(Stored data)

====

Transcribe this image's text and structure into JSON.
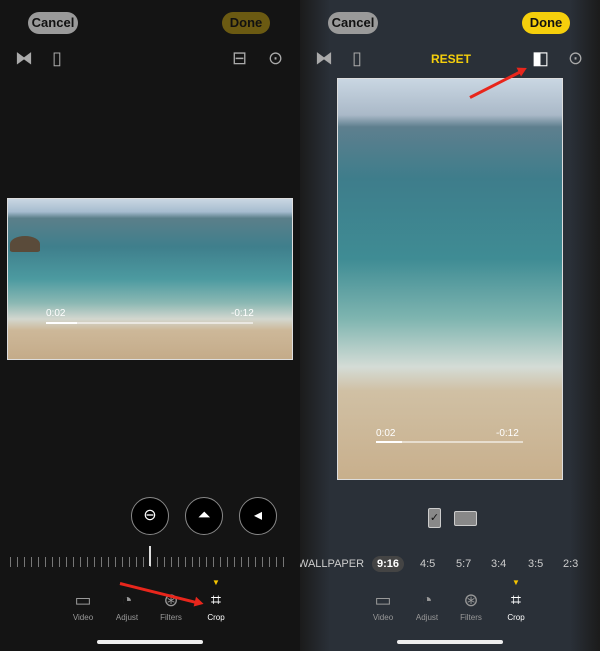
{
  "left": {
    "cancel": "Cancel",
    "done": "Done",
    "done_color": "#6b5a12",
    "time_elapsed": "0:02",
    "time_remaining": "-0:12",
    "progress": 0.15,
    "tools": [
      {
        "label": "Video",
        "icon": "video-icon"
      },
      {
        "label": "Adjust",
        "icon": "adjust-icon"
      },
      {
        "label": "Filters",
        "icon": "filters-icon"
      },
      {
        "label": "Crop",
        "icon": "crop-icon",
        "active": true
      }
    ]
  },
  "right": {
    "cancel": "Cancel",
    "done": "Done",
    "done_color": "#f5cf0c",
    "reset": "RESET",
    "time_elapsed": "0:02",
    "time_remaining": "-0:12",
    "progress": 0.18,
    "ratios": [
      "WALLPAPER",
      "9:16",
      "4:5",
      "5:7",
      "3:4",
      "3:5",
      "2:3"
    ],
    "selected_ratio": "9:16",
    "tools": [
      {
        "label": "Video",
        "icon": "video-icon"
      },
      {
        "label": "Adjust",
        "icon": "adjust-icon"
      },
      {
        "label": "Filters",
        "icon": "filters-icon"
      },
      {
        "label": "Crop",
        "icon": "crop-icon",
        "active": true
      }
    ]
  },
  "annotation_color": "#e8261c"
}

====

» Task statement
Transcribe the material as is, with images omitted.

» Output for this exercise
Transcribe this image's text and structure into JSON.
{
  "left": {
    "cancel": "Cancel",
    "done": "Done",
    "done_color": "#6b5a12",
    "time_elapsed": "0:02",
    "time_remaining": "-0:12",
    "progress": 0.15,
    "tools": [
      {
        "label": "Video",
        "icon": "video-icon"
      },
      {
        "label": "Adjust",
        "icon": "adjust-icon"
      },
      {
        "label": "Filters",
        "icon": "filters-icon"
      },
      {
        "label": "Crop",
        "icon": "crop-icon",
        "active": true
      }
    ]
  },
  "right": {
    "cancel": "Cancel",
    "done": "Done",
    "done_color": "#f5cf0c",
    "reset": "RESET",
    "time_elapsed": "0:02",
    "time_remaining": "-0:12",
    "progress": 0.18,
    "ratios": [
      "WALLPAPER",
      "9:16",
      "4:5",
      "5:7",
      "3:4",
      "3:5",
      "2:3"
    ],
    "selected_ratio": "9:16",
    "tools": [
      {
        "label": "Video",
        "icon": "video-icon"
      },
      {
        "label": "Adjust",
        "icon": "adjust-icon"
      },
      {
        "label": "Filters",
        "icon": "filters-icon"
      },
      {
        "label": "Crop",
        "icon": "crop-icon",
        "active": true
      }
    ]
  },
  "annotation_color": "#e8261c"
}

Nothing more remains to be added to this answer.